▶ _Problem details_
Where a line holds the word "text", copy that line.

══════════════════════════════

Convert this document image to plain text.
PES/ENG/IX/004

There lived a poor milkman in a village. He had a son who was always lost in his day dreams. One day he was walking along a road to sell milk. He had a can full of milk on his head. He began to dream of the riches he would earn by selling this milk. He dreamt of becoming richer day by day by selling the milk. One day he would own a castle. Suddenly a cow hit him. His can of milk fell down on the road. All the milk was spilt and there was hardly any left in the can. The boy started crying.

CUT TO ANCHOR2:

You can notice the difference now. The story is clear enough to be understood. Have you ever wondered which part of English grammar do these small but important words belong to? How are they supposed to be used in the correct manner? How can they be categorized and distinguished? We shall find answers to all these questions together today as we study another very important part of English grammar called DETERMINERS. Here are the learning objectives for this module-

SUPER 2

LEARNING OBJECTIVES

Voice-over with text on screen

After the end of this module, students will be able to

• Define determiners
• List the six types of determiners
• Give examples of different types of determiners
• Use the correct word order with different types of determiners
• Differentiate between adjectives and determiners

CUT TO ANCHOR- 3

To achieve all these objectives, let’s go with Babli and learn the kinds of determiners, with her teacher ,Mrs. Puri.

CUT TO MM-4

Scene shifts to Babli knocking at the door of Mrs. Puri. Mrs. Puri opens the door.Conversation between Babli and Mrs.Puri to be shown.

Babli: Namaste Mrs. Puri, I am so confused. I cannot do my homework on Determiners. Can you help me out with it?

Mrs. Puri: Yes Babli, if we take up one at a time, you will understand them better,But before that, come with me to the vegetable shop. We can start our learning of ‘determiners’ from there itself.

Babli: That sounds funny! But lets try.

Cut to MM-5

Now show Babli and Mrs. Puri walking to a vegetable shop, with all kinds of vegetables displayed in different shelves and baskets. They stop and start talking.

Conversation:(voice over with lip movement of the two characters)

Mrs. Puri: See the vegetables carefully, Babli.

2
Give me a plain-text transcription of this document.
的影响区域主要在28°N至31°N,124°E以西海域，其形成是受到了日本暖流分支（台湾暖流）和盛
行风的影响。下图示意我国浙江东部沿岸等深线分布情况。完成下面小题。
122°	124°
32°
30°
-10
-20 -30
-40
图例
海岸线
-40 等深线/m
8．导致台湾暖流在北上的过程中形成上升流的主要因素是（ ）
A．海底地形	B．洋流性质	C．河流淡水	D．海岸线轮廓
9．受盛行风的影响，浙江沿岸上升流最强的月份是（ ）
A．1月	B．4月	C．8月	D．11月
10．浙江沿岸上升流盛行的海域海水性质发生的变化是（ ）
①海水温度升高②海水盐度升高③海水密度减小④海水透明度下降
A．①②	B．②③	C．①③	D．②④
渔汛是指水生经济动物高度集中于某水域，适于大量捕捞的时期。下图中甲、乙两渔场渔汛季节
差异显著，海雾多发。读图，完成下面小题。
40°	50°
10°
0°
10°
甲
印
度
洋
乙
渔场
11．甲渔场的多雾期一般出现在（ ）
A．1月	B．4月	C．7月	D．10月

══════════════════════════════

▶ _Task response_
Convert this document image to plain text.
Voice-over with text on screen
Give me a plain-text transcription of this document.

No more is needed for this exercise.